## DATASET RECORDS
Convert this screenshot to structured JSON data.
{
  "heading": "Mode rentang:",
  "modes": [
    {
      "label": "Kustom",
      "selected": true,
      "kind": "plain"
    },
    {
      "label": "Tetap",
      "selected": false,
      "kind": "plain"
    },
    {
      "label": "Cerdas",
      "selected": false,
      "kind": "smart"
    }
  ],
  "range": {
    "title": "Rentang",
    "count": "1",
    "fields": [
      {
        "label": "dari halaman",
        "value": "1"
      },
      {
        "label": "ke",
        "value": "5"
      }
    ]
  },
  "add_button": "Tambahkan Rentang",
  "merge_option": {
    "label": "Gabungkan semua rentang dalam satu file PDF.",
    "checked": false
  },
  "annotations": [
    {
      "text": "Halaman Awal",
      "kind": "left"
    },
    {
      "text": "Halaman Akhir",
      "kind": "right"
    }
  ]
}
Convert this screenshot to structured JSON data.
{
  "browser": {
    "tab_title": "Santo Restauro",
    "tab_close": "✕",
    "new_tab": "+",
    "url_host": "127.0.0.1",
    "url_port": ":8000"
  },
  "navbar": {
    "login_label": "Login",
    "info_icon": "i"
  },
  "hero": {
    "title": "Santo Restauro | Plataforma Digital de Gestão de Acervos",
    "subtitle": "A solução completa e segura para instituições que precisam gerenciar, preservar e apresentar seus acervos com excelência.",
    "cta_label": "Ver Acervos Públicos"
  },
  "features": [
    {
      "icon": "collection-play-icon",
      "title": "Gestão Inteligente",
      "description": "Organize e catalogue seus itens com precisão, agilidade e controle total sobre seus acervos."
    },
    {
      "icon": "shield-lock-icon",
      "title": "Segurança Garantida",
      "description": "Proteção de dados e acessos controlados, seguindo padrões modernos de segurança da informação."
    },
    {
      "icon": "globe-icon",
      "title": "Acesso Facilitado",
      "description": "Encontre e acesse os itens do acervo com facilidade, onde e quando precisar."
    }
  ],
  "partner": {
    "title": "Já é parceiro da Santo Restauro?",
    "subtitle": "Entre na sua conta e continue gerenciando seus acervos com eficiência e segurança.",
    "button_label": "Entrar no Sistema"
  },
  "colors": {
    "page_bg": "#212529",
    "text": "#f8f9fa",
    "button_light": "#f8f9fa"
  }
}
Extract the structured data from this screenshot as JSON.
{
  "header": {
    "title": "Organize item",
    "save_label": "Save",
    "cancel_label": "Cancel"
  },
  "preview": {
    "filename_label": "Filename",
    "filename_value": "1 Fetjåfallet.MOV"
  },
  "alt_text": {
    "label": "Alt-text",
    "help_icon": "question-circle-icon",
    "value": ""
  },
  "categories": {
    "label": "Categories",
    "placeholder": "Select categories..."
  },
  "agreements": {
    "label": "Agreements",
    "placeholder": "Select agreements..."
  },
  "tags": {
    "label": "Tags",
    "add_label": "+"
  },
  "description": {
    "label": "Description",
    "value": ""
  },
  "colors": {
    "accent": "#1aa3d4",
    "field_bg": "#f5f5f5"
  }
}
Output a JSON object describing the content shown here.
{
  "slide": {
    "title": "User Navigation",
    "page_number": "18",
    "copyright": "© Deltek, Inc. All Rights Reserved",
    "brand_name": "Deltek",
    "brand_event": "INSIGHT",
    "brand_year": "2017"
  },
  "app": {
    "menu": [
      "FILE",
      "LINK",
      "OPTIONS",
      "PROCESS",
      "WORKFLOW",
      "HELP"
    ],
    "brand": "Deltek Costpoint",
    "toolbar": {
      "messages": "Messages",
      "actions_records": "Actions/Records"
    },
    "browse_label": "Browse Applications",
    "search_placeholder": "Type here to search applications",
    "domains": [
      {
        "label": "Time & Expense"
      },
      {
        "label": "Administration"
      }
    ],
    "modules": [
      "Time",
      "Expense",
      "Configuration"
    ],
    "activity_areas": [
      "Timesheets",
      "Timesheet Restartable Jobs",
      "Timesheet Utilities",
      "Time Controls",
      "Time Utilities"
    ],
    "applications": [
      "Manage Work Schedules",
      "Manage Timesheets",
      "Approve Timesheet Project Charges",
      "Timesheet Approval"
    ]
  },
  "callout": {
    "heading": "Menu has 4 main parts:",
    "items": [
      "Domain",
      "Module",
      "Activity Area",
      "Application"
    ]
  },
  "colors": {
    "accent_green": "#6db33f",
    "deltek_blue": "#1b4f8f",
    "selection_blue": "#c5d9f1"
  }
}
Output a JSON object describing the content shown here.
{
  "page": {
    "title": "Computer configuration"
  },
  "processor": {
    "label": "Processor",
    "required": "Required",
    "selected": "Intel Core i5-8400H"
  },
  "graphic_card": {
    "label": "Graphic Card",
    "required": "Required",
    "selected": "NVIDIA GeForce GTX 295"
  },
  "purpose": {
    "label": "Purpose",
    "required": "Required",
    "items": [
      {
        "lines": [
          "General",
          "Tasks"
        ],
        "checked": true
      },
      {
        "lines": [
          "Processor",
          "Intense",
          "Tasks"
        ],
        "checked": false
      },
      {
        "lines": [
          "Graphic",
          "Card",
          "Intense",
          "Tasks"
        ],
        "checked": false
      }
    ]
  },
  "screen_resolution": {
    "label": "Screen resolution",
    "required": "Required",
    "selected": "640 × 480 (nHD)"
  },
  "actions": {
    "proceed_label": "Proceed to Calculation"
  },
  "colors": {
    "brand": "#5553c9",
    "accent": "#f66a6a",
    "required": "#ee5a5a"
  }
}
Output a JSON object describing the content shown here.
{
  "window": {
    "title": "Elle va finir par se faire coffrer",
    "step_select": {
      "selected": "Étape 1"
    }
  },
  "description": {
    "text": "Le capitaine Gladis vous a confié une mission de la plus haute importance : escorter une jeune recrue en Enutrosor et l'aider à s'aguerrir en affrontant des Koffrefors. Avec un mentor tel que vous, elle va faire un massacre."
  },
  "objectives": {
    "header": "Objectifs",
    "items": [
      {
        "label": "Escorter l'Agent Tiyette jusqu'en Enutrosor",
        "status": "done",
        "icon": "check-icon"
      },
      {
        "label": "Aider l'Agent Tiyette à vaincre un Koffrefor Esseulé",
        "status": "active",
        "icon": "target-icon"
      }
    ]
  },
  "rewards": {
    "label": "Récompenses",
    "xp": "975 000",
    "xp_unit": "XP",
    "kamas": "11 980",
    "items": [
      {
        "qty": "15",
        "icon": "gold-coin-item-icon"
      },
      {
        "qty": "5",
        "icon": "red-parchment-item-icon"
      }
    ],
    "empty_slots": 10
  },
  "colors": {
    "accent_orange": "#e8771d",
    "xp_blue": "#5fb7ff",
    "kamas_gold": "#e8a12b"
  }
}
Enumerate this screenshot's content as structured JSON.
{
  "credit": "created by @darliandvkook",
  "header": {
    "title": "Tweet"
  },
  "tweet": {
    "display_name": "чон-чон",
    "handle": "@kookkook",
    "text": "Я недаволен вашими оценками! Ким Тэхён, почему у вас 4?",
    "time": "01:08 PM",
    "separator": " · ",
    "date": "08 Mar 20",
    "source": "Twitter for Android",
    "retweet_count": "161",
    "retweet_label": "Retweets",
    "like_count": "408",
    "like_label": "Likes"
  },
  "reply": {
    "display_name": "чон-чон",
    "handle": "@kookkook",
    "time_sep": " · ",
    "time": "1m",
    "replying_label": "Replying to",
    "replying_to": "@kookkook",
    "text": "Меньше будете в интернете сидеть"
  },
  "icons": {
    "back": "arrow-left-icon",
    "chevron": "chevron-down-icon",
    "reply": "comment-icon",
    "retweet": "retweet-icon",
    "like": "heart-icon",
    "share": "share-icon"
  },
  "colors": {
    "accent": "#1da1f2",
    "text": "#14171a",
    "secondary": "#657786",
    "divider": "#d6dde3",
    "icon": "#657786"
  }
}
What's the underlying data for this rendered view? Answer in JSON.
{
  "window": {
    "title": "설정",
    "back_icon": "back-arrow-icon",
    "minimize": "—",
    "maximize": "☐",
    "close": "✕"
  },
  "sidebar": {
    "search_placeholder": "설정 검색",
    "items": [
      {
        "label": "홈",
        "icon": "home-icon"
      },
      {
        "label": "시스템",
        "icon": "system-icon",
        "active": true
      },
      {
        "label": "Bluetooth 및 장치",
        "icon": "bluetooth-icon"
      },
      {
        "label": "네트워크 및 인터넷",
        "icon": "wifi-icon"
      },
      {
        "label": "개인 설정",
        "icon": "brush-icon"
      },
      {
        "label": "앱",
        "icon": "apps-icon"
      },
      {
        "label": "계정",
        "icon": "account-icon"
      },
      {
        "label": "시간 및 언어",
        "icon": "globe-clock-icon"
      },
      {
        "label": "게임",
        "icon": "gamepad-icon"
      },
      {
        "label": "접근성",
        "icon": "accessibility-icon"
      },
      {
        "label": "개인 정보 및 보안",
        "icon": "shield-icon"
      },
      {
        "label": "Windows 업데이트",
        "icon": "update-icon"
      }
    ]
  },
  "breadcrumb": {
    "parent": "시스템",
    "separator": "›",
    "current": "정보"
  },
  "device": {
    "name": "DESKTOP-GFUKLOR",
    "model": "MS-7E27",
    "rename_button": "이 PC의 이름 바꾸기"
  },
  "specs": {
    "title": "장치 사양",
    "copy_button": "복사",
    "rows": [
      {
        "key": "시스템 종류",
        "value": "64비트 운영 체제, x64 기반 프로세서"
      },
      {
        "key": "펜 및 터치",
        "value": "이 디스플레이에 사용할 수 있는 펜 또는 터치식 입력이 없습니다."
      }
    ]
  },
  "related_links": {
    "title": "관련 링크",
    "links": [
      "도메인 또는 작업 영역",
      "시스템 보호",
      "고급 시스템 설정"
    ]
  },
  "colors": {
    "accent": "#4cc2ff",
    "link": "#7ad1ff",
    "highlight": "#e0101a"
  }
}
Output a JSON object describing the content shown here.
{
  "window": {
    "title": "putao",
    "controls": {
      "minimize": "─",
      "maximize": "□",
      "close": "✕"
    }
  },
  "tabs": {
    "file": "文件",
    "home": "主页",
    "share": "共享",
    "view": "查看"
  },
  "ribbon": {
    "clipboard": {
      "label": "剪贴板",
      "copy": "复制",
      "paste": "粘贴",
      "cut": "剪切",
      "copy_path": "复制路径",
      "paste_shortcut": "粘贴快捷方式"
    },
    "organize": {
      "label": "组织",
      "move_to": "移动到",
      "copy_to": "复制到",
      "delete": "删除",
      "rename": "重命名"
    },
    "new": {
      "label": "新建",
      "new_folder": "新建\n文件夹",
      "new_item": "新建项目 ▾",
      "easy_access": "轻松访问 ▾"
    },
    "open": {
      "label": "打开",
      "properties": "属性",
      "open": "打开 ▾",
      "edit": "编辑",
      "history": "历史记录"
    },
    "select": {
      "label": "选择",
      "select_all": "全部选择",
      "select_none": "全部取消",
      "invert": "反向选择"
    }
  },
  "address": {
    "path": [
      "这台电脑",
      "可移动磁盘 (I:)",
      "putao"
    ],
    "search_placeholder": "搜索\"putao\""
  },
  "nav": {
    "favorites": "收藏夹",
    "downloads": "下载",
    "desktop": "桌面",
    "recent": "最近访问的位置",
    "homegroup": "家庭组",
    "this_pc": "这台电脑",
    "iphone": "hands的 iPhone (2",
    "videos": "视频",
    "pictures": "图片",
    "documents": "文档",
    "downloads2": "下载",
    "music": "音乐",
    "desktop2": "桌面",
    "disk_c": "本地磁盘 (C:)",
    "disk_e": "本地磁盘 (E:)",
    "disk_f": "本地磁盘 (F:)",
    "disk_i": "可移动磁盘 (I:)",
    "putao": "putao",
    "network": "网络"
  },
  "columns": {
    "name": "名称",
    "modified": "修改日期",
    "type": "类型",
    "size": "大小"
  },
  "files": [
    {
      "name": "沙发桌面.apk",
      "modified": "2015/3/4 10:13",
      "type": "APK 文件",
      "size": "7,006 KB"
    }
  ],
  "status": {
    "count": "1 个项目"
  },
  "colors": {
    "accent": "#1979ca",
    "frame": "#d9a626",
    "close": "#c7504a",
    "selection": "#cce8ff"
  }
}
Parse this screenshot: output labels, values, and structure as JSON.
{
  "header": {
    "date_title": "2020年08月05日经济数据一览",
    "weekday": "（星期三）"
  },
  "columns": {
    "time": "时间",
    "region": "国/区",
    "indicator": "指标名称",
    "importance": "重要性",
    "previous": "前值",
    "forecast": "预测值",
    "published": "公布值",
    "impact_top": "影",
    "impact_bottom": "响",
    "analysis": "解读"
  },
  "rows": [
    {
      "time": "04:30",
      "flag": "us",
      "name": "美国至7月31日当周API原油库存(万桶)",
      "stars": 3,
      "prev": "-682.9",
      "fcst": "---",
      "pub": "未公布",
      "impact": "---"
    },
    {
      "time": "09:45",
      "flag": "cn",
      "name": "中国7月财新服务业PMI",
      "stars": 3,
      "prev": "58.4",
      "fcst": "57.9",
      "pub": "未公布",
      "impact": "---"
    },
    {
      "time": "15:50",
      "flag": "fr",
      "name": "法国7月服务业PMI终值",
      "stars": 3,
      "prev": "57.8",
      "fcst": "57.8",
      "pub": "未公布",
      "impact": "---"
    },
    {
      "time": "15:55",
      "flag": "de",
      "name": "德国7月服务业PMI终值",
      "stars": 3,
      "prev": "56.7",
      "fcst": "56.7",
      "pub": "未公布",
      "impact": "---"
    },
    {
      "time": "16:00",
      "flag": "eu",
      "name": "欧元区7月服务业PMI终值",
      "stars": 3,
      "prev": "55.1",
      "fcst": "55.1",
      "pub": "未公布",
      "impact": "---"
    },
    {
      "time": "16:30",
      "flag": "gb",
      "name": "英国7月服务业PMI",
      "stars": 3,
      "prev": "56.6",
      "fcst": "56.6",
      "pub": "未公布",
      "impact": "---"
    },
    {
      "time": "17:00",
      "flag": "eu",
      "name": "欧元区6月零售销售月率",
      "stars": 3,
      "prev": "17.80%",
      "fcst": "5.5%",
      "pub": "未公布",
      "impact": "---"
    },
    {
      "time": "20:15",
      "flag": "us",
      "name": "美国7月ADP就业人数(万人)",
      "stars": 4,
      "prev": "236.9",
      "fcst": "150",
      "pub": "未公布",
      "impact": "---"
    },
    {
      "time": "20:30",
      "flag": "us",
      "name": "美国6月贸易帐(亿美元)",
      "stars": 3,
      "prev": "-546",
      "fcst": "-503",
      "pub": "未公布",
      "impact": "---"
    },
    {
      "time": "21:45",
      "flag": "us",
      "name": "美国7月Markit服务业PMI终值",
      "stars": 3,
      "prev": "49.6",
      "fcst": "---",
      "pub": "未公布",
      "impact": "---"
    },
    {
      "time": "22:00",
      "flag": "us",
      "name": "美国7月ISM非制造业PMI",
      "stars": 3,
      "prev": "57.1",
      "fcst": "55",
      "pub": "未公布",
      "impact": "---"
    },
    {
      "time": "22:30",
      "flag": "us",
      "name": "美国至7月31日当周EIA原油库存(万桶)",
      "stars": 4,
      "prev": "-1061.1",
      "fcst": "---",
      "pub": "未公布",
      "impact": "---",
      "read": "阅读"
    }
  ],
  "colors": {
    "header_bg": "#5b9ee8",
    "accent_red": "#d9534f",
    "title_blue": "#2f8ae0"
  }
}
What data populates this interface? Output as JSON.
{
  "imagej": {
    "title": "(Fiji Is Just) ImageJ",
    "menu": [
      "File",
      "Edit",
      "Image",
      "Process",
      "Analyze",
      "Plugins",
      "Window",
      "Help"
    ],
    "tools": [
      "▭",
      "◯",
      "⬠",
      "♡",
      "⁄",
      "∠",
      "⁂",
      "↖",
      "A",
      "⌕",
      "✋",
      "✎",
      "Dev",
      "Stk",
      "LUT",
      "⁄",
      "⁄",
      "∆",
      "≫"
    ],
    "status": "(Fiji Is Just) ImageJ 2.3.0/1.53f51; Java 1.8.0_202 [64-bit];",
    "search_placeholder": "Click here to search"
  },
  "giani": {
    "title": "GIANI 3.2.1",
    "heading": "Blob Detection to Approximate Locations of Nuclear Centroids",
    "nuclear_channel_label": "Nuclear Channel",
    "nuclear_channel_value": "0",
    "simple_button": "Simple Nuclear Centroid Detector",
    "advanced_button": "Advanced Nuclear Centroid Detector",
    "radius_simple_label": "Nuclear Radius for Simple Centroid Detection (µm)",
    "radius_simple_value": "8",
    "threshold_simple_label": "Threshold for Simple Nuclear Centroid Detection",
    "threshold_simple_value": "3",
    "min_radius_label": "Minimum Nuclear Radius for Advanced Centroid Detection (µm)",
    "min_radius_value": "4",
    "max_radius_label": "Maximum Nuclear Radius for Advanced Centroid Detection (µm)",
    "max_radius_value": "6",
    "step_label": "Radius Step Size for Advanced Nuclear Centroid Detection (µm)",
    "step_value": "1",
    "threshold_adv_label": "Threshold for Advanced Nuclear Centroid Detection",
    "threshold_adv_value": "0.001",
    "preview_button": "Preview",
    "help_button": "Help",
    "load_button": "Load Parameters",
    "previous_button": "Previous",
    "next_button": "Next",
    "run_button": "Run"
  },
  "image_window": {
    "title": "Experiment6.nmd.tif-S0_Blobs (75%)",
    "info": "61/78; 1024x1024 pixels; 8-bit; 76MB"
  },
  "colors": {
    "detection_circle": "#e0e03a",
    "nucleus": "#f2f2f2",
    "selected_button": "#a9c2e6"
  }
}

## AIM
Lines of the material that contain the word "Gestão" are to be gathered.

## SOLUTION FOR THIS PROBLEM
    "title": "Santo Restauro | Plataforma Digital de Gestão de Acervos",
      "title": "Gestão Inteligente",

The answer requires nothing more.